_Extrait de la page_
Je me souviens de cette journée d’automne comme si c’était hier. Je terminais ma journée de travail et je marchais vers la station de métro quand la réalité m’a frappée. Enceinte de vingt-quatre semaines, mon destin était inévitable. J’allais devenir mère, avoir un enfant à ma charge, un enfant dont j’allais devoir m’occuper pour le reste de mes jours. À ce constat, j’ai sentie ma gorge se serrer, mes mains devenir moites, mon cœur se débattre et mes jambes devenir molles. Je venais de réaliser que ma vie allait changer à tout jamais et j’étais terrorisée à l’idée de perdre ma liberté, mon intimité, mon corps, ma vie, au dépend d’un enfant que je ne connaissais pas encore. (À ce moment précis, je ne savais pas encore que l’amour pour mon fils estomperait le vertige.)
Clairement, je ne voulais pas accoucher. Évidemment il y a des choses comme celle là qui ne peuvent être contrôlée. La nature est par contre bien faite et la prise de poids, l’enflure, l’inconfort, la fatigue et le retour des nausées ont eu raison de mes ailes et m’ont fait rêver d’accouchement avant terme.
Je ne sais pas pourquoi certaines femmes vantent la maternité en affirmant que l’arrivée d’un enfant n’est pas obliger de changer notre vie. (Ces seuls propos m’ont d’ailleurs fait réaliser, qu’il ne faut pas avoir eu d’enfants pour penser ainsi). Le manque de sommeil à lui seul vient tout chambouler et il est loin d’être l’étape la plus difficile à apprivoiser.
L’annonce de la grosse gémellaire qui a suivie 12 mois et 4 jours après ce premier accouchement à resserrer l’étau autour de mon corps. On m’a scié les jambes et on m’a demandé de continuer à avancer. J’ai vraiment senti que la nature me forçait à suivre un chemin imprévu. Un chemin difficile. On m’avait attrapé dans un filet dont je ne pouvais plus sortir. Je ne serais plus jamais moi, seulement une maman. Je ne serais plus moi parce que si avec seulement un enfant il m’était difficile de me sentir autre chose qu’une mère (pas que l’envie, les idées, les projets, les amies manquaient, mais parce que le temps y étant dédié n’existait presque plus), je sentais qu’avec trois je n’aurais plus le choix de n’être que ça. J’ai eu l’impression qu’on m’enfermait dans un seul rôle (qui bien que merveilleux, ne me permettait pas d’être moi aussi). J’admire d’ailleurs (et j’envie un peu) toutes ces mamans qui ont la chance de se sentir grande en s’occupant de leurs enfants, qui sont capables de trouver le bonheur en eux et par eux.

_Matériel fourni_

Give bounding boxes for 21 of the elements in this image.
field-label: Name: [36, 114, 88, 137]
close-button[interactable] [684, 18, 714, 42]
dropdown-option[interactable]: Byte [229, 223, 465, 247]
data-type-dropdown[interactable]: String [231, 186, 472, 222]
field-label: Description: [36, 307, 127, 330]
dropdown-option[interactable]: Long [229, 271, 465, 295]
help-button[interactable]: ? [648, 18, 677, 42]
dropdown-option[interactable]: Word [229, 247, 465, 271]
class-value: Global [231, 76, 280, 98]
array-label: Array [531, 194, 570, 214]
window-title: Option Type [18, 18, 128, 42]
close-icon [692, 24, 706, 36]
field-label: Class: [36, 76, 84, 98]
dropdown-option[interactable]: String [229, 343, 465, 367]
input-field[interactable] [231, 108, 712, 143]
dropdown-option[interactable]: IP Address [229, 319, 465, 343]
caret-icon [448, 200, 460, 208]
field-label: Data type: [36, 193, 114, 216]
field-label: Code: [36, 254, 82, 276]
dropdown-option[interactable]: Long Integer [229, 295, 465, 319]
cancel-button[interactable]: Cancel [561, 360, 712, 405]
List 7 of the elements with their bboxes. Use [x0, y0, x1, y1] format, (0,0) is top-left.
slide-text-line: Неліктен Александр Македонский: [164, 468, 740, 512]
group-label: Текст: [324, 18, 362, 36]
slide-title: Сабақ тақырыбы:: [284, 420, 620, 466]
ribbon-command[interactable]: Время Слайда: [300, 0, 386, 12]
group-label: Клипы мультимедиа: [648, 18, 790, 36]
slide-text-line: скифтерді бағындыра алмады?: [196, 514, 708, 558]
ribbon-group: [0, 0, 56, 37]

_Consigne A_
Recopiez le texte sur la maternité depuis « Je ne sais pas » jusqu'à « difficile à apprivoiser. ».
_Consigne B_
Dans le texte sur la maternité, de combien de semaines la personne qui raconte était-elle enceinte lors de cette journée d'automne ?
_Consigne C_
Écrivez la suite du texte sur la maternité, en partant de sa dernière phrase.
Vous n'avez pas besoin des fiches pour faire ce travail.

_Réponse attendue A_
Je ne sais pas pourquoi certaines femmes vantent la maternité en affirmant que l’arrivée d’un enfant n’est pas obliger de changer notre vie. (Ces seuls propos m’ont d’ailleurs fait réaliser, qu’il ne faut pas avoir eu d’enfants pour penser ainsi). Le manque de sommeil à lui seul vient tout chambouler et il est loin d’être l’étape la plus difficile à apprivoiser.

_Réponse attendue B_
Elle était enceinte de vingt-quatre semaines.

_Réponse attendue C_
Après la naissance des filles, je me suis retrouvée ensevelie sous la maternité, prise entre les vingt biberons par jour, les vingt brassées de lavage par semaine (sans exagération pendant les premières semaines!), les 20 changements de couche journaliers et la tonne de pyjamas, draps et doudous à plier. Je me suis retrouvée enfermée dans une prison de vêtements, de tissus, de tâches, de régurgitations explosives, une prison à l’odeur délicate de bébé qui avait comme bruit de fond des pleurs incessants. Je n’ai pas regrettée ma maternité, mais j’ai regrettée que la nature ait tellement précipitée les choses que je n’arrivais plus à les accepter, à les apprécier, à les voir.
Heureusement mes enfants vieillissent et l’étau se desserre avec le prolongement de leur nuit de sommeil. Mais malgré tout, c’est dans le retour au travail que je suis devenue la maman épanouie que je voulais être. La maman capable de tout; d’aimer, de cuisiner, de prendre soin des trois amours de sa vie (et du quatrième aussi d’ailleurs, le premier de tout) et d’éprouver un plaisir fou à exercer une carrière merveilleuse. Je crois que ce retour au boulot a sauvé ma maternité.
J’ai maintenant hâte au vendredi pour me coller à mes enfants et j’ai hâte au lundi pour continuer mes projets stimulants. Je me suis sentie coupable, beaucoup. Puis j’ai lu dans le Enfants Québec un reportage sur cette culpabilité nouvelle, qui n’existait pas du temps de mes grands-mères, qui existe seulement depuis que chaque mère rêve d’être meilleure que les autres mères. J’ai réfléchi et j’ai décidé que j’avais la meilleure façon pour moi de vivre ma maternité. Depuis, ma prison s’est envolée comme les premiers flocons de neige de l’hiver et s’est transformée en un nid douillet.